### Provided records ###

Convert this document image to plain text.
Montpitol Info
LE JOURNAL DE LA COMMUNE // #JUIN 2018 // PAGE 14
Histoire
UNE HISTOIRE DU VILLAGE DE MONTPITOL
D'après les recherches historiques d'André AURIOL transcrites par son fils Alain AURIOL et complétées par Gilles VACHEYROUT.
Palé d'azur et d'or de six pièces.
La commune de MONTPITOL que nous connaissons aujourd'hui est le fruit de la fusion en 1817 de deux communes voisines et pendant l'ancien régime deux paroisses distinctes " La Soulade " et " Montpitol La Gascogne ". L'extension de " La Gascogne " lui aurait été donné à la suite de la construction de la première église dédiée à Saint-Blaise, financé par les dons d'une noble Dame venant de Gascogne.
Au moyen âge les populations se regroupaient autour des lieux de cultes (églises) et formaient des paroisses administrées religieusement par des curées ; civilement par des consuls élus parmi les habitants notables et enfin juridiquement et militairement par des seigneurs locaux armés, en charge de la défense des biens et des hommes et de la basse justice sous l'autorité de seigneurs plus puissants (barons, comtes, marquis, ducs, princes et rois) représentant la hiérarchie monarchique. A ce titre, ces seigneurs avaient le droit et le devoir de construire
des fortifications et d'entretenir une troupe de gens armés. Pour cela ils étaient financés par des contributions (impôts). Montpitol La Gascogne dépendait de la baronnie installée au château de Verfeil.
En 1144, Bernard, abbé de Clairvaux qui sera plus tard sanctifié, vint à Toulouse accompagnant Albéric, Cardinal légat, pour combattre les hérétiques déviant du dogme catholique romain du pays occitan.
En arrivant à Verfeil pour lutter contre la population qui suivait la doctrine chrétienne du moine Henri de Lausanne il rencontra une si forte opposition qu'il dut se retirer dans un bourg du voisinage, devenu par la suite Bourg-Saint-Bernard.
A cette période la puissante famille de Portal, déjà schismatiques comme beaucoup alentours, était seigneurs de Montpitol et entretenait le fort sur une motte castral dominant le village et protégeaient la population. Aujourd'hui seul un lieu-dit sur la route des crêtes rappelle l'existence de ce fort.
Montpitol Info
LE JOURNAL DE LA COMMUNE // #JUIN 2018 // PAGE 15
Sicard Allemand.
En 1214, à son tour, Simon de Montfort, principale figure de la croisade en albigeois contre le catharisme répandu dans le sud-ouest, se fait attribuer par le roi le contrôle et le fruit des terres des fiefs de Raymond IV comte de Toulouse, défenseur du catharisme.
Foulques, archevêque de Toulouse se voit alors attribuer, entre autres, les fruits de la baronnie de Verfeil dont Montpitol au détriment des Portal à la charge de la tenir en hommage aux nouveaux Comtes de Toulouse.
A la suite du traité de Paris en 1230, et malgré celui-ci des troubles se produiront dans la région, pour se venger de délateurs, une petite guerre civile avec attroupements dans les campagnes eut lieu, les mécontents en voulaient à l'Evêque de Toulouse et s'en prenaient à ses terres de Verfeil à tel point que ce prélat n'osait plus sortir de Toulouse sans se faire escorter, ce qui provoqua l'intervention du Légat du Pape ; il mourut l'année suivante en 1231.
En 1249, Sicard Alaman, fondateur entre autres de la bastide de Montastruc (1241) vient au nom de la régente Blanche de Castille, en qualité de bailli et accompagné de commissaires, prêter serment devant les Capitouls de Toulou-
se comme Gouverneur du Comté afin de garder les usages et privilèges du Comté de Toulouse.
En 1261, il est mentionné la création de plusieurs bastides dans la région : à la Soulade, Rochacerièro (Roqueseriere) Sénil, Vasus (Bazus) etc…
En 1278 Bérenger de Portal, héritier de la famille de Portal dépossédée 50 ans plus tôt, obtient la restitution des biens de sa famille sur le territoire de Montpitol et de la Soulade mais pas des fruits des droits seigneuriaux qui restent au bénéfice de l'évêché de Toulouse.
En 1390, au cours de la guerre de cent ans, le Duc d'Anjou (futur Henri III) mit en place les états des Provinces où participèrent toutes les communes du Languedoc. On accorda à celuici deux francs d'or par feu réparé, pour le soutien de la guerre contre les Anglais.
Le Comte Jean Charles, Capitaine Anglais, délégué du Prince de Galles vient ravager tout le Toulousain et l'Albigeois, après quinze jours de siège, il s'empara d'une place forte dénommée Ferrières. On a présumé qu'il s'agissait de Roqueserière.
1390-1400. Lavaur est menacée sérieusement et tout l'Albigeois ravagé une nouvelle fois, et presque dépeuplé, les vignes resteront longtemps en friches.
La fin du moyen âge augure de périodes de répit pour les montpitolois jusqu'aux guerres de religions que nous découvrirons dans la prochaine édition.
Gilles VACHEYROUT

###

_Exercise_
Repeat the entries above exactly, leaving nothing out.

_Correct result_
Convert this document image to plain text.
Montpitol Info
LE JOURNAL DE LA COMMUNE // #JUIN 2018 // PAGE 14
Histoire
UNE HISTOIRE DU VILLAGE DE MONTPITOL
D'après les recherches historiques d'André AURIOL transcrites par son fils Alain AURIOL et complétées par Gilles VACHEYROUT.
Palé d'azur et d'or de six pièces.
La commune de MONTPITOL que nous connaissons aujourd'hui est le fruit de la fusion en 1817 de deux communes voisines et pendant l'ancien régime deux paroisses distinctes " La Soulade " et " Montpitol La Gascogne ". L'extension de " La Gascogne " lui aurait été donné à la suite de la construction de la première église dédiée à Saint-Blaise, financé par les dons d'une noble Dame venant de Gascogne.
Au moyen âge les populations se regroupaient autour des lieux de cultes (églises) et formaient des paroisses administrées religieusement par des curées ; civilement par des consuls élus parmi les habitants notables et enfin juridiquement et militairement par des seigneurs locaux armés, en charge de la défense des biens et des hommes et de la basse justice sous l'autorité de seigneurs plus puissants (barons, comtes, marquis, ducs, princes et rois) représentant la hiérarchie monarchique. A ce titre, ces seigneurs avaient le droit et le devoir de construire
des fortifications et d'entretenir une troupe de gens armés. Pour cela ils étaient financés par des contributions (impôts). Montpitol La Gascogne dépendait de la baronnie installée au château de Verfeil.
En 1144, Bernard, abbé de Clairvaux qui sera plus tard sanctifié, vint à Toulouse accompagnant Albéric, Cardinal légat, pour combattre les hérétiques déviant du dogme catholique romain du pays occitan.
En arrivant à Verfeil pour lutter contre la population qui suivait la doctrine chrétienne du moine Henri de Lausanne il rencontra une si forte opposition qu'il dut se retirer dans un bourg du voisinage, devenu par la suite Bourg-Saint-Bernard.
A cette période la puissante famille de Portal, déjà schismatiques comme beaucoup alentours, était seigneurs de Montpitol et entretenait le fort sur une motte castral dominant le village et protégeaient la population. Aujourd'hui seul un lieu-dit sur la route des crêtes rappelle l'existence de ce fort.
Montpitol Info
LE JOURNAL DE LA COMMUNE // #JUIN 2018 // PAGE 15
Sicard Allemand.
En 1214, à son tour, Simon de Montfort, principale figure de la croisade en albigeois contre le catharisme répandu dans le sud-ouest, se fait attribuer par le roi le contrôle et le fruit des terres des fiefs de Raymond IV comte de Toulouse, défenseur du catharisme.
Foulques, archevêque de Toulouse se voit alors attribuer, entre autres, les fruits de la baronnie de Verfeil dont Montpitol au détriment des Portal à la charge de la tenir en hommage aux nouveaux Comtes de Toulouse.
A la suite du traité de Paris en 1230, et malgré celui-ci des troubles se produiront dans la région, pour se venger de délateurs, une petite guerre civile avec attroupements dans les campagnes eut lieu, les mécontents en voulaient à l'Evêque de Toulouse et s'en prenaient à ses terres de Verfeil à tel point que ce prélat n'osait plus sortir de Toulouse sans se faire escorter, ce qui provoqua l'intervention du Légat du Pape ; il mourut l'année suivante en 1231.
En 1249, Sicard Alaman, fondateur entre autres de la bastide de Montastruc (1241) vient au nom de la régente Blanche de Castille, en qualité de bailli et accompagné de commissaires, prêter serment devant les Capitouls de Toulou-
se comme Gouverneur du Comté afin de garder les usages et privilèges du Comté de Toulouse.
En 1261, il est mentionné la création de plusieurs bastides dans la région : à la Soulade, Rochacerièro (Roqueseriere) Sénil, Vasus (Bazus) etc…
En 1278 Bérenger de Portal, héritier de la famille de Portal dépossédée 50 ans plus tôt, obtient la restitution des biens de sa famille sur le territoire de Montpitol et de la Soulade mais pas des fruits des droits seigneuriaux qui restent au bénéfice de l'évêché de Toulouse.
En 1390, au cours de la guerre de cent ans, le Duc d'Anjou (futur Henri III) mit en place les états des Provinces où participèrent toutes les communes du Languedoc. On accorda à celuici deux francs d'or par feu réparé, pour le soutien de la guerre contre les Anglais.
Le Comte Jean Charles, Capitaine Anglais, délégué du Prince de Galles vient ravager tout le Toulousain et l'Albigeois, après quinze jours de siège, il s'empara d'une place forte dénommée Ferrières. On a présumé qu'il s'agissait de Roqueserière.
1390-1400. Lavaur est menacée sérieusement et tout l'Albigeois ravagé une nouvelle fois, et presque dépeuplé, les vignes resteront longtemps en friches.
La fin du moyen âge augure de périodes de répit pour les montpitolois jusqu'aux guerres de religions que nous découvrirons dans la prochaine édition.
Gilles VACHEYROUT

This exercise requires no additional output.